● Records to process:

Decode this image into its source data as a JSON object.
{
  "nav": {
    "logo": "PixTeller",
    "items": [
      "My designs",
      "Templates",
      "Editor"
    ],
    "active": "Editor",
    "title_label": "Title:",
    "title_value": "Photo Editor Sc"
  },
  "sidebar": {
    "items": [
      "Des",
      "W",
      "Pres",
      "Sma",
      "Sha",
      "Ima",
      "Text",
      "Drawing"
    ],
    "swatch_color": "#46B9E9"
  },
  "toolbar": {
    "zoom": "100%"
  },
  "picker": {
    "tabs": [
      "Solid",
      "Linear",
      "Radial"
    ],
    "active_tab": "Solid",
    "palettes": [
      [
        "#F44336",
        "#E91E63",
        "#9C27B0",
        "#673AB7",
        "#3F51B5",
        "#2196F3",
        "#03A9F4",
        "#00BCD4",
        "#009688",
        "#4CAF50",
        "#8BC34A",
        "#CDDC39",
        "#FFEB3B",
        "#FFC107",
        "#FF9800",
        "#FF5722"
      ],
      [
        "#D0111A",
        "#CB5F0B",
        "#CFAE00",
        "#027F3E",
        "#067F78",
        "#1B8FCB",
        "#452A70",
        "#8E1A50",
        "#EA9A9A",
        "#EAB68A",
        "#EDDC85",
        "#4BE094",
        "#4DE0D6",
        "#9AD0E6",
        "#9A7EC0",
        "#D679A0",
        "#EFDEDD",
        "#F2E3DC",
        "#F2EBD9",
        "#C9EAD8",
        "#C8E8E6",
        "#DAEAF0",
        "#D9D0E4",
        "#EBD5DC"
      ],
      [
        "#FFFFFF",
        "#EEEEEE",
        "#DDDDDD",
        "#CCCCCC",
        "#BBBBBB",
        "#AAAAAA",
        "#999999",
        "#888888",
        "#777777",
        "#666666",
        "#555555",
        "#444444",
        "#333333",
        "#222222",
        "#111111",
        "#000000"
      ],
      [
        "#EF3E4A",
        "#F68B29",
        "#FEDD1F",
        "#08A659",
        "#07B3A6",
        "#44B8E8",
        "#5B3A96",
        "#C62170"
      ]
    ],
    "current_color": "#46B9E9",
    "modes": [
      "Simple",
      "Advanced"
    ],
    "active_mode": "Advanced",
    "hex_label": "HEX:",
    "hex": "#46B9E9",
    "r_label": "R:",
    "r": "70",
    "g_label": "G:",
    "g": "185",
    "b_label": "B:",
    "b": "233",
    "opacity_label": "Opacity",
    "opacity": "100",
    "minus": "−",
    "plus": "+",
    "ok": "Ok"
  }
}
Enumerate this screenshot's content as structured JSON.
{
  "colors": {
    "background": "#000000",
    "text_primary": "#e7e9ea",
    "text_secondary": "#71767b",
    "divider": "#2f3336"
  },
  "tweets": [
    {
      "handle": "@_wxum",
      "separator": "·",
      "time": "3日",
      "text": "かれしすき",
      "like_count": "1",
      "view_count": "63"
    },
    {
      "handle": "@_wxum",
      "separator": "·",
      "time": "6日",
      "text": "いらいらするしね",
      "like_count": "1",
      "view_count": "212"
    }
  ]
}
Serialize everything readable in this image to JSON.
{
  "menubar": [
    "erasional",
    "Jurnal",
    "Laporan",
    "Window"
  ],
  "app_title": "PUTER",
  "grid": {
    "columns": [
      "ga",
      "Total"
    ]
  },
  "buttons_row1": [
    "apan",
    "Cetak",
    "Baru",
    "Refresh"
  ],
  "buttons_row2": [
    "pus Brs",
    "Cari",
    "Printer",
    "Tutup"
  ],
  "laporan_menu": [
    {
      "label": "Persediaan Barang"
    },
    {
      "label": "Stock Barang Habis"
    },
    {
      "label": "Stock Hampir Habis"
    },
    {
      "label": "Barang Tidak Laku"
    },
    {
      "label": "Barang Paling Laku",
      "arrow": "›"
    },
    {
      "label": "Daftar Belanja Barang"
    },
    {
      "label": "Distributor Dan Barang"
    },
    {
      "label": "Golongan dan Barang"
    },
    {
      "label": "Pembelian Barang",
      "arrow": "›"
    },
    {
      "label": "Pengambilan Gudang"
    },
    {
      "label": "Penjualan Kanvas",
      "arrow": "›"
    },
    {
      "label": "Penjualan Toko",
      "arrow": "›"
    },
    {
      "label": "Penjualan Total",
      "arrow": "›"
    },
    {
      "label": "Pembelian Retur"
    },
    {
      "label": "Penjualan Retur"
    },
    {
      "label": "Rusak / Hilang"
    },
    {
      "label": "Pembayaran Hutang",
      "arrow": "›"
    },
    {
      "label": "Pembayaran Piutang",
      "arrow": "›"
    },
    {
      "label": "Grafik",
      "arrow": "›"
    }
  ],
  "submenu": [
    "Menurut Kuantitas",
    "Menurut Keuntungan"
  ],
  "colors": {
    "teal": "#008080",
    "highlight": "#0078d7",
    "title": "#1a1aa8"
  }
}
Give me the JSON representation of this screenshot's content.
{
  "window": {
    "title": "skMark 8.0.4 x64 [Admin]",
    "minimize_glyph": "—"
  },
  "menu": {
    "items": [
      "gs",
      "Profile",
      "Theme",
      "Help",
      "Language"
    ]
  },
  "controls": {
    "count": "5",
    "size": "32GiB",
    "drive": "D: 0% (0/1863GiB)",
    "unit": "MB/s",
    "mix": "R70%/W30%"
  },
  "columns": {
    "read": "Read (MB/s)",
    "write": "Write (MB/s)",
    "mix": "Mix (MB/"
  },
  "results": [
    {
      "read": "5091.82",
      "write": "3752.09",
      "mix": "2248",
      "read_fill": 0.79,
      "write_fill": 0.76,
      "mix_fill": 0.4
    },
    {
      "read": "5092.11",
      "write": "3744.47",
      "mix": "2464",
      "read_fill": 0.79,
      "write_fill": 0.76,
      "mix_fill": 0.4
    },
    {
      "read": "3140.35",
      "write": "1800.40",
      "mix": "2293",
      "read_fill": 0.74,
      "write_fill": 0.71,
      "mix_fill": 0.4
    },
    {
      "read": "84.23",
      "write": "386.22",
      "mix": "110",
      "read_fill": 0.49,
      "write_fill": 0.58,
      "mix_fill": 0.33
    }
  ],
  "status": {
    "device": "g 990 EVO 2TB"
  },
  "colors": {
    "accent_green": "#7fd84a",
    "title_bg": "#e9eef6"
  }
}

● Stated problem:
Each record above should be output again exactly.

● Full output:
Decode this image into its source data as a JSON object.
{
  "nav": {
    "logo": "PixTeller",
    "items": [
      "My designs",
      "Templates",
      "Editor"
    ],
    "active": "Editor",
    "title_label": "Title:",
    "title_value": "Photo Editor Sc"
  },
  "sidebar": {
    "items": [
      "Des",
      "W",
      "Pres",
      "Sma",
      "Sha",
      "Ima",
      "Text",
      "Drawing"
    ],
    "swatch_color": "#46B9E9"
  },
  "toolbar": {
    "zoom": "100%"
  },
  "picker": {
    "tabs": [
      "Solid",
      "Linear",
      "Radial"
    ],
    "active_tab": "Solid",
    "palettes": [
      [
        "#F44336",
        "#E91E63",
        "#9C27B0",
        "#673AB7",
        "#3F51B5",
        "#2196F3",
        "#03A9F4",
        "#00BCD4",
        "#009688",
        "#4CAF50",
        "#8BC34A",
        "#CDDC39",
        "#FFEB3B",
        "#FFC107",
        "#FF9800",
        "#FF5722"
      ],
      [
        "#D0111A",
        "#CB5F0B",
        "#CFAE00",
        "#027F3E",
        "#067F78",
        "#1B8FCB",
        "#452A70",
        "#8E1A50",
        "#EA9A9A",
        "#EAB68A",
        "#EDDC85",
        "#4BE094",
        "#4DE0D6",
        "#9AD0E6",
        "#9A7EC0",
        "#D679A0",
        "#EFDEDD",
        "#F2E3DC",
        "#F2EBD9",
        "#C9EAD8",
        "#C8E8E6",
        "#DAEAF0",
        "#D9D0E4",
        "#EBD5DC"
      ],
      [
        "#FFFFFF",
        "#EEEEEE",
        "#DDDDDD",
        "#CCCCCC",
        "#BBBBBB",
        "#AAAAAA",
        "#999999",
        "#888888",
        "#777777",
        "#666666",
        "#555555",
        "#444444",
        "#333333",
        "#222222",
        "#111111",
        "#000000"
      ],
      [
        "#EF3E4A",
        "#F68B29",
        "#FEDD1F",
        "#08A659",
        "#07B3A6",
        "#44B8E8",
        "#5B3A96",
        "#C62170"
      ]
    ],
    "current_color": "#46B9E9",
    "modes": [
      "Simple",
      "Advanced"
    ],
    "active_mode": "Advanced",
    "hex_label": "HEX:",
    "hex": "#46B9E9",
    "r_label": "R:",
    "r": "70",
    "g_label": "G:",
    "g": "185",
    "b_label": "B:",
    "b": "233",
    "opacity_label": "Opacity",
    "opacity": "100",
    "minus": "−",
    "plus": "+",
    "ok": "Ok"
  }
}
Enumerate this screenshot's content as structured JSON.
{
  "colors": {
    "background": "#000000",
    "text_primary": "#e7e9ea",
    "text_secondary": "#71767b",
    "divider": "#2f3336"
  },
  "tweets": [
    {
      "handle": "@_wxum",
      "separator": "·",
      "time": "3日",
      "text": "かれしすき",
      "like_count": "1",
      "view_count": "63"
    },
    {
      "handle": "@_wxum",
      "separator": "·",
      "time": "6日",
      "text": "いらいらするしね",
      "like_count": "1",
      "view_count": "212"
    }
  ]
}
Serialize everything readable in this image to JSON.
{
  "menubar": [
    "erasional",
    "Jurnal",
    "Laporan",
    "Window"
  ],
  "app_title": "PUTER",
  "grid": {
    "columns": [
      "ga",
      "Total"
    ]
  },
  "buttons_row1": [
    "apan",
    "Cetak",
    "Baru",
    "Refresh"
  ],
  "buttons_row2": [
    "pus Brs",
    "Cari",
    "Printer",
    "Tutup"
  ],
  "laporan_menu": [
    {
      "label": "Persediaan Barang"
    },
    {
      "label": "Stock Barang Habis"
    },
    {
      "label": "Stock Hampir Habis"
    },
    {
      "label": "Barang Tidak Laku"
    },
    {
      "label": "Barang Paling Laku",
      "arrow": "›"
    },
    {
      "label": "Daftar Belanja Barang"
    },
    {
      "label": "Distributor Dan Barang"
    },
    {
      "label": "Golongan dan Barang"
    },
    {
      "label": "Pembelian Barang",
      "arrow": "›"
    },
    {
      "label": "Pengambilan Gudang"
    },
    {
      "label": "Penjualan Kanvas",
      "arrow": "›"
    },
    {
      "label": "Penjualan Toko",
      "arrow": "›"
    },
    {
      "label": "Penjualan Total",
      "arrow": "›"
    },
    {
      "label": "Pembelian Retur"
    },
    {
      "label": "Penjualan Retur"
    },
    {
      "label": "Rusak / Hilang"
    },
    {
      "label": "Pembayaran Hutang",
      "arrow": "›"
    },
    {
      "label": "Pembayaran Piutang",
      "arrow": "›"
    },
    {
      "label": "Grafik",
      "arrow": "›"
    }
  ],
  "submenu": [
    "Menurut Kuantitas",
    "Menurut Keuntungan"
  ],
  "colors": {
    "teal": "#008080",
    "highlight": "#0078d7",
    "title": "#1a1aa8"
  }
}
Give me the JSON representation of this screenshot's content.
{
  "window": {
    "title": "skMark 8.0.4 x64 [Admin]",
    "minimize_glyph": "—"
  },
  "menu": {
    "items": [
      "gs",
      "Profile",
      "Theme",
      "Help",
      "Language"
    ]
  },
  "controls": {
    "count": "5",
    "size": "32GiB",
    "drive": "D: 0% (0/1863GiB)",
    "unit": "MB/s",
    "mix": "R70%/W30%"
  },
  "columns": {
    "read": "Read (MB/s)",
    "write": "Write (MB/s)",
    "mix": "Mix (MB/"
  },
  "results": [
    {
      "read": "5091.82",
      "write": "3752.09",
      "mix": "2248",
      "read_fill": 0.79,
      "write_fill": 0.76,
      "mix_fill": 0.4
    },
    {
      "read": "5092.11",
      "write": "3744.47",
      "mix": "2464",
      "read_fill": 0.79,
      "write_fill": 0.76,
      "mix_fill": 0.4
    },
    {
      "read": "3140.35",
      "write": "1800.40",
      "mix": "2293",
      "read_fill": 0.74,
      "write_fill": 0.71,
      "mix_fill": 0.4
    },
    {
      "read": "84.23",
      "write": "386.22",
      "mix": "110",
      "read_fill": 0.49,
      "write_fill": 0.58,
      "mix_fill": 0.33
    }
  ],
  "status": {
    "device": "g 990 EVO 2TB"
  },
  "colors": {
    "accent_green": "#7fd84a",
    "title_bg": "#e9eef6"
  }
}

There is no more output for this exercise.